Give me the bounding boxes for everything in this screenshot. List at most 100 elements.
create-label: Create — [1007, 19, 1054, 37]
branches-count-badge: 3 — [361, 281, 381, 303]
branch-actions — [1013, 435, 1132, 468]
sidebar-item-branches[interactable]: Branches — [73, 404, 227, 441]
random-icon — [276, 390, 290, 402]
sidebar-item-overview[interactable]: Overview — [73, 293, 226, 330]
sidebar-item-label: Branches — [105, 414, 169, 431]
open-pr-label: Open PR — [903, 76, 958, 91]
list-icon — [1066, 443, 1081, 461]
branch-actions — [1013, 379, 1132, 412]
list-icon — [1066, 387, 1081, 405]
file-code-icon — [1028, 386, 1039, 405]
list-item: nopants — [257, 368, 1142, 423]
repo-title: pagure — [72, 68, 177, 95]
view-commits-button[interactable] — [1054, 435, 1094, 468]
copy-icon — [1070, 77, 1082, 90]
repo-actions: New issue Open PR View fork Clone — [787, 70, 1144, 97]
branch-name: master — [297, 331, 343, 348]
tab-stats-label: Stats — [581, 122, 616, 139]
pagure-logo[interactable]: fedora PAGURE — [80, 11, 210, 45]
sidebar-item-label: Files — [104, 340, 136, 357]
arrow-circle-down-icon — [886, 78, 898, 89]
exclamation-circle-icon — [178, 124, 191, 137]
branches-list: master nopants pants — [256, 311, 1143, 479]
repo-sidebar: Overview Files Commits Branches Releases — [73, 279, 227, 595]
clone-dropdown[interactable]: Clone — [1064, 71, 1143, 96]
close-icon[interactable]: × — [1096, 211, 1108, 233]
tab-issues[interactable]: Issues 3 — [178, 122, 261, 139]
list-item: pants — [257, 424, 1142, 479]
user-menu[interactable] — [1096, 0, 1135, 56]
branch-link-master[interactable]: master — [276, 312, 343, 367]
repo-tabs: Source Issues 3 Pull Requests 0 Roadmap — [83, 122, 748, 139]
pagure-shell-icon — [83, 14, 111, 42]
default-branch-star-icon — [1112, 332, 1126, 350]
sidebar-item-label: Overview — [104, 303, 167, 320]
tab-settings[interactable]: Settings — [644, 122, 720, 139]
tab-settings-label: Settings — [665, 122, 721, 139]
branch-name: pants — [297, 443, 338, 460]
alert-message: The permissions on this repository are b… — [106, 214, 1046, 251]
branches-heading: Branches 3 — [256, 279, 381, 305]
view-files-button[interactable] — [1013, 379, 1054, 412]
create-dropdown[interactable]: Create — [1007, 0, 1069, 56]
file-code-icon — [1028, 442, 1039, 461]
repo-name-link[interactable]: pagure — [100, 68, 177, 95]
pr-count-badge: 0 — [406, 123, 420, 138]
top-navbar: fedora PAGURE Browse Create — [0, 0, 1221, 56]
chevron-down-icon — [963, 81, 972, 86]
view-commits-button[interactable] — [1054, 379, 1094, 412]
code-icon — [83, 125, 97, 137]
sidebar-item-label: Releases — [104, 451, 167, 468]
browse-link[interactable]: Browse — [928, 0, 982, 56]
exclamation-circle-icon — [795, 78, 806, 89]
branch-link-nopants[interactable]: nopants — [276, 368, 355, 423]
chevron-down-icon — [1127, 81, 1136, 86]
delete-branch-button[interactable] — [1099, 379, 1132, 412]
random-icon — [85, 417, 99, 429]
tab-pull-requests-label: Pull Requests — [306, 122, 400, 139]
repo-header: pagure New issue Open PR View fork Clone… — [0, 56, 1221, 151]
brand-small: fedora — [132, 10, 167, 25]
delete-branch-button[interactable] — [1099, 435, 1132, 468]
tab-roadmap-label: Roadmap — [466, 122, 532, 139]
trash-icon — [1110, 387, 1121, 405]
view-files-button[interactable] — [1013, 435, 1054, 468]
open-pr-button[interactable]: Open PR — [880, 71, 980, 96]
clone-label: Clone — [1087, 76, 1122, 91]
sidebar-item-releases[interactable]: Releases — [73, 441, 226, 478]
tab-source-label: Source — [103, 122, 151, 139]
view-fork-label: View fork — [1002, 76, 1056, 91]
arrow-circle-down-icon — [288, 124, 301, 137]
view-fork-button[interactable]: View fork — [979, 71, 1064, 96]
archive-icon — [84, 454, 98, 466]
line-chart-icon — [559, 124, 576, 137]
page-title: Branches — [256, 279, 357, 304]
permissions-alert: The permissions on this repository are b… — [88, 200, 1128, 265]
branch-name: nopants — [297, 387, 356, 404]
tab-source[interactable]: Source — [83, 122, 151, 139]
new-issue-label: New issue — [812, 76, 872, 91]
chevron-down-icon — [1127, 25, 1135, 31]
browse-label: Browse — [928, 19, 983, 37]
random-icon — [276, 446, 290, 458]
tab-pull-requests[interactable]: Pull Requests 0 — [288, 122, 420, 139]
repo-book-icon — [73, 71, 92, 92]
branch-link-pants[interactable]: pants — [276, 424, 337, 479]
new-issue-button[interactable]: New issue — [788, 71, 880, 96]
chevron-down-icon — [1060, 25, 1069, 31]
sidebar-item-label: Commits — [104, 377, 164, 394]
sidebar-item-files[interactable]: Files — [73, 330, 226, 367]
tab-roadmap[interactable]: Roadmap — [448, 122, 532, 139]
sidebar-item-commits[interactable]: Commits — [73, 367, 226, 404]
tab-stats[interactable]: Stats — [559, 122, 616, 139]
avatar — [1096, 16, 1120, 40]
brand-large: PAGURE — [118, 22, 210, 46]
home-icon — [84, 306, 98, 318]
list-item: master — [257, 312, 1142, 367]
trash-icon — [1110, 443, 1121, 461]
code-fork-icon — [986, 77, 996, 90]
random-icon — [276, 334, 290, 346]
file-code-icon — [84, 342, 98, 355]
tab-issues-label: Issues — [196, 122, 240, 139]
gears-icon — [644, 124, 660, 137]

Exercise:
Edit the records from their first line through the line containing "repo-title: pagure — [72, 68, 177, 95]" so that "Open PR" becomes "Open pull request", and leave everything else unchanged. Give only those lines.

Task result:
Give me the bounding boxes for everything in this screenshot. List at most 100 elements.
create-label: Create — [1007, 19, 1054, 37]
branches-count-badge: 3 — [361, 281, 381, 303]
branch-actions — [1013, 435, 1132, 468]
sidebar-item-branches[interactable]: Branches — [73, 404, 227, 441]
random-icon — [276, 390, 290, 402]
sidebar-item-overview[interactable]: Overview — [73, 293, 226, 330]
sidebar-item-label: Branches — [105, 414, 169, 431]
open-pr-label: Open pull request — [903, 76, 958, 91]
list-icon — [1066, 443, 1081, 461]
branch-actions — [1013, 379, 1132, 412]
list-icon — [1066, 387, 1081, 405]
file-code-icon — [1028, 386, 1039, 405]
list-item: nopants — [257, 368, 1142, 423]
repo-title: pagure — [72, 68, 177, 95]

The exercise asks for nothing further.